#### [Exercise instructions]
Write the data out again exactly, dropping any images it holds.
Start of Record set
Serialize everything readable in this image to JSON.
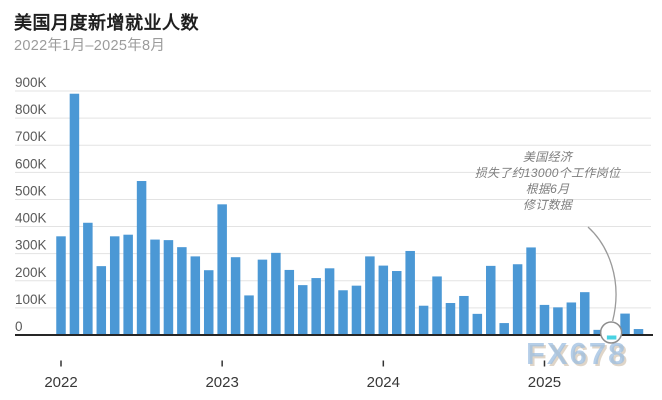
{
  "header": {
    "title": "美国月度新增就业人数",
    "subtitle": "2022年1月–2025年8月"
  },
  "watermark": "FX678",
  "annotation": {
    "lines": [
      "美国经济",
      "损失了约13000个工作岗位",
      "根据6月",
      "修订数据"
    ]
  },
  "chart_data": {
    "type": "bar",
    "title": "美国月度新增就业人数",
    "subtitle": "2022年1月–2025年8月",
    "values_unit": "thousands of jobs (K)",
    "categories": [
      "2022-01",
      "2022-02",
      "2022-03",
      "2022-04",
      "2022-05",
      "2022-06",
      "2022-07",
      "2022-08",
      "2022-09",
      "2022-10",
      "2022-11",
      "2022-12",
      "2023-01",
      "2023-02",
      "2023-03",
      "2023-04",
      "2023-05",
      "2023-06",
      "2023-07",
      "2023-08",
      "2023-09",
      "2023-10",
      "2023-11",
      "2023-12",
      "2024-01",
      "2024-02",
      "2024-03",
      "2024-04",
      "2024-05",
      "2024-06",
      "2024-07",
      "2024-08",
      "2024-09",
      "2024-10",
      "2024-11",
      "2024-12",
      "2025-01",
      "2025-02",
      "2025-03",
      "2025-04",
      "2025-05",
      "2025-06",
      "2025-07",
      "2025-08"
    ],
    "values": [
      364,
      890,
      414,
      254,
      364,
      370,
      568,
      352,
      350,
      324,
      290,
      239,
      482,
      287,
      146,
      278,
      303,
      240,
      184,
      210,
      246,
      165,
      182,
      290,
      256,
      236,
      310,
      108,
      216,
      118,
      144,
      78,
      255,
      44,
      261,
      323,
      111,
      102,
      120,
      158,
      19,
      -13,
      79,
      22
    ],
    "y_ticks": [
      "0",
      "100K",
      "200K",
      "300K",
      "400K",
      "500K",
      "600K",
      "700K",
      "800K",
      "900K"
    ],
    "x_ticks": [
      "2022",
      "2023",
      "2024",
      "2025"
    ],
    "ylim": [
      -20,
      900
    ],
    "grid": "horizontal",
    "legend": "none",
    "highlight": {
      "category": "2025-06",
      "value": -13,
      "style": "circled, cyan negative bar",
      "annotation_text": "美国经济 损失了约13000个工作岗位 根据6月 修订数据"
    },
    "colors": {
      "bar": "#4b98d5",
      "negative_bar": "#49d2e2",
      "gridline": "#e3e3e3",
      "axis": "#262626",
      "labels": "#595959",
      "annotation": "#7d7d7d",
      "watermark": "#9cbee0"
    }
  }
}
End of Record set
#### [Full answer]
Serialize everything readable in this image to JSON.
{
  "header": {
    "title": "美国月度新增就业人数",
    "subtitle": "2022年1月–2025年8月"
  },
  "watermark": "FX678",
  "annotation": {
    "lines": [
      "美国经济",
      "损失了约13000个工作岗位",
      "根据6月",
      "修订数据"
    ]
  },
  "chart_data": {
    "type": "bar",
    "title": "美国月度新增就业人数",
    "subtitle": "2022年1月–2025年8月",
    "values_unit": "thousands of jobs (K)",
    "categories": [
      "2022-01",
      "2022-02",
      "2022-03",
      "2022-04",
      "2022-05",
      "2022-06",
      "2022-07",
      "2022-08",
      "2022-09",
      "2022-10",
      "2022-11",
      "2022-12",
      "2023-01",
      "2023-02",
      "2023-03",
      "2023-04",
      "2023-05",
      "2023-06",
      "2023-07",
      "2023-08",
      "2023-09",
      "2023-10",
      "2023-11",
      "2023-12",
      "2024-01",
      "2024-02",
      "2024-03",
      "2024-04",
      "2024-05",
      "2024-06",
      "2024-07",
      "2024-08",
      "2024-09",
      "2024-10",
      "2024-11",
      "2024-12",
      "2025-01",
      "2025-02",
      "2025-03",
      "2025-04",
      "2025-05",
      "2025-06",
      "2025-07",
      "2025-08"
    ],
    "values": [
      364,
      890,
      414,
      254,
      364,
      370,
      568,
      352,
      350,
      324,
      290,
      239,
      482,
      287,
      146,
      278,
      303,
      240,
      184,
      210,
      246,
      165,
      182,
      290,
      256,
      236,
      310,
      108,
      216,
      118,
      144,
      78,
      255,
      44,
      261,
      323,
      111,
      102,
      120,
      158,
      19,
      -13,
      79,
      22
    ],
    "y_ticks": [
      "0",
      "100K",
      "200K",
      "300K",
      "400K",
      "500K",
      "600K",
      "700K",
      "800K",
      "900K"
    ],
    "x_ticks": [
      "2022",
      "2023",
      "2024",
      "2025"
    ],
    "ylim": [
      -20,
      900
    ],
    "grid": "horizontal",
    "legend": "none",
    "highlight": {
      "category": "2025-06",
      "value": -13,
      "style": "circled, cyan negative bar",
      "annotation_text": "美国经济 损失了约13000个工作岗位 根据6月 修订数据"
    },
    "colors": {
      "bar": "#4b98d5",
      "negative_bar": "#49d2e2",
      "gridline": "#e3e3e3",
      "axis": "#262626",
      "labels": "#595959",
      "annotation": "#7d7d7d",
      "watermark": "#9cbee0"
    }
  }
}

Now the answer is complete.